== Requirements ==
Which lines in the records below contain the word "Operations"? Copy each of them.

━━━━━━━━

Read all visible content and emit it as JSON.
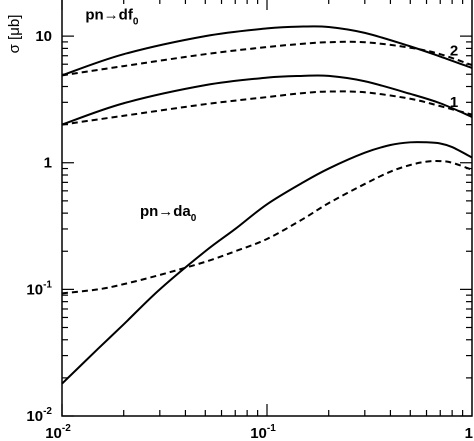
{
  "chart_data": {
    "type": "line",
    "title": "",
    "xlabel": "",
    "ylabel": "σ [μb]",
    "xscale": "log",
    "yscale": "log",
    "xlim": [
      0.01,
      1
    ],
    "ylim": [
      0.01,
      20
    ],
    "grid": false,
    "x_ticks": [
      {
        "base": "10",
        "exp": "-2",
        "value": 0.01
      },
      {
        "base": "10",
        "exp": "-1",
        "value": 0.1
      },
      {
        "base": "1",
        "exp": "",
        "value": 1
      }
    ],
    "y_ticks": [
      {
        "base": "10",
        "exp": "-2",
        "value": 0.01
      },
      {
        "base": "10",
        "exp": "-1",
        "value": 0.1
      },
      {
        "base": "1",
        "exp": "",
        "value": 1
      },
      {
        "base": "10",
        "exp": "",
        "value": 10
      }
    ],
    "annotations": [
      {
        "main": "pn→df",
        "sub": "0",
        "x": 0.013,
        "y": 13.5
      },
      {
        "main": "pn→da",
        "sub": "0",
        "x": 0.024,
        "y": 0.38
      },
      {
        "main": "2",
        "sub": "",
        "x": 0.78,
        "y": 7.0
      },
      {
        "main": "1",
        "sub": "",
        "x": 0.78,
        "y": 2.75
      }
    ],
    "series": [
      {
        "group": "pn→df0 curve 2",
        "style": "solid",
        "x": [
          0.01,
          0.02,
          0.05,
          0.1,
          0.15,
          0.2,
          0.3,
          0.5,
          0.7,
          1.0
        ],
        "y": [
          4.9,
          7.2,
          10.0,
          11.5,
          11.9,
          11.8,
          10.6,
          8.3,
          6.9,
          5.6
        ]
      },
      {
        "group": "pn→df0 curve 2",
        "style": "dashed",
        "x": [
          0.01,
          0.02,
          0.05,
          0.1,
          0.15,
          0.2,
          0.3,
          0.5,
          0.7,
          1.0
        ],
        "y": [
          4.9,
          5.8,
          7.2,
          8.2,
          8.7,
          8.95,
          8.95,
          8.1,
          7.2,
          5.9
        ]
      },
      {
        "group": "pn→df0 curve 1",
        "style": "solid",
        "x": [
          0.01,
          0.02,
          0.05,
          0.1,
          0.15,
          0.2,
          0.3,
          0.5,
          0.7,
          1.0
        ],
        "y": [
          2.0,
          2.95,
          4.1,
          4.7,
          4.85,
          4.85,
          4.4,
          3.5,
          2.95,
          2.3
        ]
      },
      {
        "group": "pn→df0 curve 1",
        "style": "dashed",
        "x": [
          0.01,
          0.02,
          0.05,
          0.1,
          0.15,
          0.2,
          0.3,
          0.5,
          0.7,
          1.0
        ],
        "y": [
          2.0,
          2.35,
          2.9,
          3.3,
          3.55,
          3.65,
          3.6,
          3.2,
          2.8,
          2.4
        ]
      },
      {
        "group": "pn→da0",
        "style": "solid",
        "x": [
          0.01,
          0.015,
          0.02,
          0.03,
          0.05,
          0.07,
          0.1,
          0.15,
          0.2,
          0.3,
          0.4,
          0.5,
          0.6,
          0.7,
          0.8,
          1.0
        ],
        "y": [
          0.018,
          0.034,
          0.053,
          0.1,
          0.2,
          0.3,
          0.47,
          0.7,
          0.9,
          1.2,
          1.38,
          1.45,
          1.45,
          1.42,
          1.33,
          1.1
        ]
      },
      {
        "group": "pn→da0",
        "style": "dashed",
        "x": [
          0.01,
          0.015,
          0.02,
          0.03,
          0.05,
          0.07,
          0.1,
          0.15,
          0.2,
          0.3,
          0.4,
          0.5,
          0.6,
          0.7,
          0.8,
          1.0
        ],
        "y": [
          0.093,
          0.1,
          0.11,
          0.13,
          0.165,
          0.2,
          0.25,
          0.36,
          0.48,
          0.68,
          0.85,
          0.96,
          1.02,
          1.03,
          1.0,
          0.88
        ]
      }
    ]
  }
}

━━━━━━━━

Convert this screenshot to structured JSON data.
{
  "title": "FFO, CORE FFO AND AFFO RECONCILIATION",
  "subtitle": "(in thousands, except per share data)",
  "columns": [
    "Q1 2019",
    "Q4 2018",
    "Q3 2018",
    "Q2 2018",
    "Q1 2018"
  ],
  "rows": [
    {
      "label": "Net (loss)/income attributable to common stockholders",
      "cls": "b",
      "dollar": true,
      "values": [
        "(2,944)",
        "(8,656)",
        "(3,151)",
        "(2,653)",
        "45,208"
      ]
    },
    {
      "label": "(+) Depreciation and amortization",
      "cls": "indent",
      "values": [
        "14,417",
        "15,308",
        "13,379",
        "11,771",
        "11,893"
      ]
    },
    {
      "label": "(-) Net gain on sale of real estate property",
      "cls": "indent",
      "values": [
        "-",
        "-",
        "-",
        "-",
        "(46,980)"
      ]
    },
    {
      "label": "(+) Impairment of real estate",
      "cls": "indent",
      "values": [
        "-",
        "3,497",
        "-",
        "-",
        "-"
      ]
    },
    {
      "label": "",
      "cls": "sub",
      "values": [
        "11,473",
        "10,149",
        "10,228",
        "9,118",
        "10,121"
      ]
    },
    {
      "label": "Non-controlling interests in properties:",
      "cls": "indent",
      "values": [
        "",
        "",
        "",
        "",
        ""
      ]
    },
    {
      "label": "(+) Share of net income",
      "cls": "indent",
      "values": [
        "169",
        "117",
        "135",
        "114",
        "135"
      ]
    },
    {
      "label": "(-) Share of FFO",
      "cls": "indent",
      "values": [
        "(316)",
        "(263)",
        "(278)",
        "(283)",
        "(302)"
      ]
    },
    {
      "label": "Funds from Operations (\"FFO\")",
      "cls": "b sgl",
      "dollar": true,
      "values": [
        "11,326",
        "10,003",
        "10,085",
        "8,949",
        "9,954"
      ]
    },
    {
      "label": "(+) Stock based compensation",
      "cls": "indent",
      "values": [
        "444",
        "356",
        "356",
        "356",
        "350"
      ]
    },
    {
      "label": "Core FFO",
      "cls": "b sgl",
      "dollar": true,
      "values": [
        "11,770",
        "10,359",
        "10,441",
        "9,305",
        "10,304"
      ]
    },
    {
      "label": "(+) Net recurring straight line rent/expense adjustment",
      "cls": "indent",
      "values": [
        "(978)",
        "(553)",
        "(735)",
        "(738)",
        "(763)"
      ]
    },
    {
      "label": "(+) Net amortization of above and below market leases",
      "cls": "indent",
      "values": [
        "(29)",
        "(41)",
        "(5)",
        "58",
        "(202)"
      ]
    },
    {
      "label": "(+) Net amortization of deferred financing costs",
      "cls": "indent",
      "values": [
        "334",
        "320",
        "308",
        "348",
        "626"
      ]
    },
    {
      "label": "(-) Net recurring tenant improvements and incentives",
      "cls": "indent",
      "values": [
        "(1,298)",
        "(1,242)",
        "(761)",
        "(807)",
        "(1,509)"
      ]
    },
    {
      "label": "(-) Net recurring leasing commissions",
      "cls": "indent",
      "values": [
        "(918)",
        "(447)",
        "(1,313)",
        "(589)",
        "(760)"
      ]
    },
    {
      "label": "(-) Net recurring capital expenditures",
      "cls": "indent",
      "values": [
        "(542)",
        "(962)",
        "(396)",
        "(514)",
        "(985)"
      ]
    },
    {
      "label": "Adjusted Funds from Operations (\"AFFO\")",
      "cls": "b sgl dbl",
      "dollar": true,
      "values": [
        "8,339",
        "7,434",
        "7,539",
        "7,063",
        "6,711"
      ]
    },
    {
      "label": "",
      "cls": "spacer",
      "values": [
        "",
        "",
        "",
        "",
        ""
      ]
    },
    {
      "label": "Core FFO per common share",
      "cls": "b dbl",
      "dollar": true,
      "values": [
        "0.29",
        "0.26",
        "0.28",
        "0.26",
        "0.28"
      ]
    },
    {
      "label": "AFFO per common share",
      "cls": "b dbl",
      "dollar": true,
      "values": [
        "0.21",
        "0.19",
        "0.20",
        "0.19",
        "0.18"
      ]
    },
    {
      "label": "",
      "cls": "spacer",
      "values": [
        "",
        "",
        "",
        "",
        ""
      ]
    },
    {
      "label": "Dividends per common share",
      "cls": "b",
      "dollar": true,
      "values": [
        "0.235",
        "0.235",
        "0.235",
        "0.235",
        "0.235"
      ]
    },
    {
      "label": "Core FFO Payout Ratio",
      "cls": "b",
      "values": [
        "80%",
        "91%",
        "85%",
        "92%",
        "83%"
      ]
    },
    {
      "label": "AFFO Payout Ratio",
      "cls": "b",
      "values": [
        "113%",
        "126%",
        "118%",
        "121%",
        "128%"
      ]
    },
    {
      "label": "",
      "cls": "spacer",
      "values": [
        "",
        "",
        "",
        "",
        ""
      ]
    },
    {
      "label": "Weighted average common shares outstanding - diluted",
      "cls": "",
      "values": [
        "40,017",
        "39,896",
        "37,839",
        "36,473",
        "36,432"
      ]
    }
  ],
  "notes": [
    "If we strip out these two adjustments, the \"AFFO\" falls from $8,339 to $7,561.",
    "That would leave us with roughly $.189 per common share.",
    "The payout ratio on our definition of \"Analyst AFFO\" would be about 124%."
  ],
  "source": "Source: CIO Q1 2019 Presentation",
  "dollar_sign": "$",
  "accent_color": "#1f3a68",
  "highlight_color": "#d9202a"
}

━━━━━━━━

== Answer ==
      "label": "Funds from Operations (\"FFO\")",
      "label": "Adjusted Funds from Operations (\"AFFO\")",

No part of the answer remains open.